**JOB**
Every line containing the word "color" needs to be found and copied.

**EXTRACTED ENTRIES**
▬▬▬▬▬▬▬▬▬▬

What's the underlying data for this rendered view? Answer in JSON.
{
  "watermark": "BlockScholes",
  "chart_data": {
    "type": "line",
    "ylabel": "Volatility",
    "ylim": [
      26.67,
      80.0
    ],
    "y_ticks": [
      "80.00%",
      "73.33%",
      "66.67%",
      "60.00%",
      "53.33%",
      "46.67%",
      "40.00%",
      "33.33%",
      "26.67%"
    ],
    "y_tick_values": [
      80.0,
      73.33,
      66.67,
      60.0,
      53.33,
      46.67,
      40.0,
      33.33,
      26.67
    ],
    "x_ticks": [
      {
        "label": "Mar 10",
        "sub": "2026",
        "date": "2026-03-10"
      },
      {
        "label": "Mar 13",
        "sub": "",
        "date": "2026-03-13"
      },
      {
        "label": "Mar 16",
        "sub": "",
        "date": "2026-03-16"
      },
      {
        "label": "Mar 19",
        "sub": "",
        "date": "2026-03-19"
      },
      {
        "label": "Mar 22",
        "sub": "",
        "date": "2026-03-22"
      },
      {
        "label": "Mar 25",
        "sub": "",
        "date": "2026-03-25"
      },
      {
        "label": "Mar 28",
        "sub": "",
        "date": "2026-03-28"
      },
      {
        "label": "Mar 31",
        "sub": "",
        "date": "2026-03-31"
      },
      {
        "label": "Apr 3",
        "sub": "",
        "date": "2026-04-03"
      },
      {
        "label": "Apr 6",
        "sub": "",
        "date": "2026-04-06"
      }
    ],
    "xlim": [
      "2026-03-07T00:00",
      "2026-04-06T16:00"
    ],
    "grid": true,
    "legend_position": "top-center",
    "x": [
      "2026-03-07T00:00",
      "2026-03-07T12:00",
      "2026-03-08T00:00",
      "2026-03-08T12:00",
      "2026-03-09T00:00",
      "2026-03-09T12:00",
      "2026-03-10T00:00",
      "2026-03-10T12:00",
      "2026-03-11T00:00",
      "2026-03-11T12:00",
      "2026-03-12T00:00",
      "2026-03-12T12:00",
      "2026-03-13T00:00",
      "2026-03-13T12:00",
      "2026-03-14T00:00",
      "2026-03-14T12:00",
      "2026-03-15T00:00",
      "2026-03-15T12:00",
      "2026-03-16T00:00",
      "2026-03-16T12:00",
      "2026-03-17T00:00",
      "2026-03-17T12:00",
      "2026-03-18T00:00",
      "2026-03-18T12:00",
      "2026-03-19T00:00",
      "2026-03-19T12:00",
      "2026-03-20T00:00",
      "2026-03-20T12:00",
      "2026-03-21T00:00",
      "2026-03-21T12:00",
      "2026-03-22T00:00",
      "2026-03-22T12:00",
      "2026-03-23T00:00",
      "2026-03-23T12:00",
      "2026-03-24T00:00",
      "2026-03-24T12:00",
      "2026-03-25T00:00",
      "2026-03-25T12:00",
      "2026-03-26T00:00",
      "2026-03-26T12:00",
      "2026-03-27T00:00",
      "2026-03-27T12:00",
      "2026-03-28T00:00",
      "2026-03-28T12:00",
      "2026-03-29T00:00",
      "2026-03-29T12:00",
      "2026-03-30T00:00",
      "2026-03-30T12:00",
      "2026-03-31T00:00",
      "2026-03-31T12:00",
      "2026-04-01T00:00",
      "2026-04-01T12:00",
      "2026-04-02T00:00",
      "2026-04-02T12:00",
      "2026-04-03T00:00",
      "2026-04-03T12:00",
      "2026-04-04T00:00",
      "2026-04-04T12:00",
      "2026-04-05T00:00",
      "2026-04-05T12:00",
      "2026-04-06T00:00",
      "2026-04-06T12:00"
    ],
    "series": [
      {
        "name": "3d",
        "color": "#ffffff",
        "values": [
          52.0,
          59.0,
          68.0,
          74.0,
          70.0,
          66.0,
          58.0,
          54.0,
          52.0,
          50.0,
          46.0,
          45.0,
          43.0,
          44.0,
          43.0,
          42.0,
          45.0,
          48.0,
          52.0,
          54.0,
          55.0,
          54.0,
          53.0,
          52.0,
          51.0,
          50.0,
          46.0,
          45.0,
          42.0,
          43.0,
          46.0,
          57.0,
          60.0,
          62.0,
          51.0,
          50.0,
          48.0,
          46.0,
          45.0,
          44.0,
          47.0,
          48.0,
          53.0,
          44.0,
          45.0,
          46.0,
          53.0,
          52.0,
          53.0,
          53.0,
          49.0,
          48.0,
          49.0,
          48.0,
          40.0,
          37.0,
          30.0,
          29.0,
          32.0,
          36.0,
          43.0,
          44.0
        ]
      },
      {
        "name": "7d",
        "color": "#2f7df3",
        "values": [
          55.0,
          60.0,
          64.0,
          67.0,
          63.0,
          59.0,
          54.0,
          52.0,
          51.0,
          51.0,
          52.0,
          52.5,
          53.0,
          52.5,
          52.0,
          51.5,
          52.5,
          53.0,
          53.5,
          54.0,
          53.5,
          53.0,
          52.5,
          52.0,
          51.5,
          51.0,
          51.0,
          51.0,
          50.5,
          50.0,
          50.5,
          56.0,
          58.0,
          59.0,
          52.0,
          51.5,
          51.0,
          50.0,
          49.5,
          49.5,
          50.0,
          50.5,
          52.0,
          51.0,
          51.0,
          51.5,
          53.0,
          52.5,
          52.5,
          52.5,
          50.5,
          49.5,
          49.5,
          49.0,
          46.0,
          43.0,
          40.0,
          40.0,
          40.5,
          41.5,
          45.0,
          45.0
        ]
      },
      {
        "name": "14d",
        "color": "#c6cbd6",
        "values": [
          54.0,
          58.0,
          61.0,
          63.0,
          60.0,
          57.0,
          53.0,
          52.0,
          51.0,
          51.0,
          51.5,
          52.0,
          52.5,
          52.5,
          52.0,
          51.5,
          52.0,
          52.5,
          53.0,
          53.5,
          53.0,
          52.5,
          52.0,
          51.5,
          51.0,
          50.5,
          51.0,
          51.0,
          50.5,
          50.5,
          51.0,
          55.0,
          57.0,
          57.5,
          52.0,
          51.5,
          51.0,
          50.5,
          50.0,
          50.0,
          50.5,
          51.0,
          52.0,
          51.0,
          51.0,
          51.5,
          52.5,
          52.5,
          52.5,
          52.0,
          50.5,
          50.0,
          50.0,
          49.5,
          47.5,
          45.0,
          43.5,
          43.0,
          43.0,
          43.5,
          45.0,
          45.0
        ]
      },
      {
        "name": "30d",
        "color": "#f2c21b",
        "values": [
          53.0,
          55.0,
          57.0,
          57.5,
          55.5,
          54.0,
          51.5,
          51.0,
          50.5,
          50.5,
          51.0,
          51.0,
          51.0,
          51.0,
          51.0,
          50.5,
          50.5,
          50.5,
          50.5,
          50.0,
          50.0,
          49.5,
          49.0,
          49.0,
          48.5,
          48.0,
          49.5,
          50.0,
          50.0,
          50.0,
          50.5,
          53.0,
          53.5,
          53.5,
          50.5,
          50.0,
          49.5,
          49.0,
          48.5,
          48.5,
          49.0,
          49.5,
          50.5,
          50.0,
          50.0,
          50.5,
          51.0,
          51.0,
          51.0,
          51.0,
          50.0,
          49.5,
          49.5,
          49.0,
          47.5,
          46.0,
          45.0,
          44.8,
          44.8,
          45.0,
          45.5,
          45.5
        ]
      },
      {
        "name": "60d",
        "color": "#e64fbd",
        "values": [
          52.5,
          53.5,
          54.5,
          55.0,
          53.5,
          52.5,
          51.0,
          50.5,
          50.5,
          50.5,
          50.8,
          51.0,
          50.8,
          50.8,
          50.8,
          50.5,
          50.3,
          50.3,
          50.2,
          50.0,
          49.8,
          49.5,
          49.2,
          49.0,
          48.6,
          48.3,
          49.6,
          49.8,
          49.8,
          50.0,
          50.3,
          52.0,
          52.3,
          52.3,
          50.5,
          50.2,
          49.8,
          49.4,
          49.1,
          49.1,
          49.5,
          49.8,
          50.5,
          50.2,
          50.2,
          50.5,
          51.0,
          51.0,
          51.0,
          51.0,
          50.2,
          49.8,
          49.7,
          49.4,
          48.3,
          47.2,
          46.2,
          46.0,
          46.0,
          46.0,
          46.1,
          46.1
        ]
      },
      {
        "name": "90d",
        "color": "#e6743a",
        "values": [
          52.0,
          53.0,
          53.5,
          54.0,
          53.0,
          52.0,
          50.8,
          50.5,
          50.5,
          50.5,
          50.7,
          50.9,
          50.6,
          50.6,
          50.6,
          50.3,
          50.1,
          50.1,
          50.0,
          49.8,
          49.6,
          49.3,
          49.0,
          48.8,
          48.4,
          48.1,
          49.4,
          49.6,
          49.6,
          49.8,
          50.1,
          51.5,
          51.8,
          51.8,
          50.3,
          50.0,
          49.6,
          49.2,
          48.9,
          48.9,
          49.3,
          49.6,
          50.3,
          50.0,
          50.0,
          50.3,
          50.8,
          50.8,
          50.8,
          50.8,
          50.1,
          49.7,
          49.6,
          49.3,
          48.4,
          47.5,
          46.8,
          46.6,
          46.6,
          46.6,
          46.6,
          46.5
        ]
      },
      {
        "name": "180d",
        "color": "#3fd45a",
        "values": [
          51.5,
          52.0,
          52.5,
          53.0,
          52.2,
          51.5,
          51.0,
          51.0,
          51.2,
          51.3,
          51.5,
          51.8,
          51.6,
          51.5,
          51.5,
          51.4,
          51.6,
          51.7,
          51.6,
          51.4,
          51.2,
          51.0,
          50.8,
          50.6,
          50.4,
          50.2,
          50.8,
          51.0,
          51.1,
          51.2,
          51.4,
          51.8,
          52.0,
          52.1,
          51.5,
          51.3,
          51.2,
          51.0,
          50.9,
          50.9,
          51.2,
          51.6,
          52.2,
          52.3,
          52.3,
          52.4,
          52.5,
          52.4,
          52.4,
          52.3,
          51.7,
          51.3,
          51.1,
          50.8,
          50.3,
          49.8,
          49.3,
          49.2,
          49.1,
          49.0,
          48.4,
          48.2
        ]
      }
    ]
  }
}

▬▬▬▬▬▬▬▬▬▬

**FULL RESPONSE**
        "color": "#ffffff",
        "color": "#2f7df3",
        "color": "#c6cbd6",
        "color": "#f2c21b",
        "color": "#e64fbd",
        "color": "#e6743a",
        "color": "#3fd45a",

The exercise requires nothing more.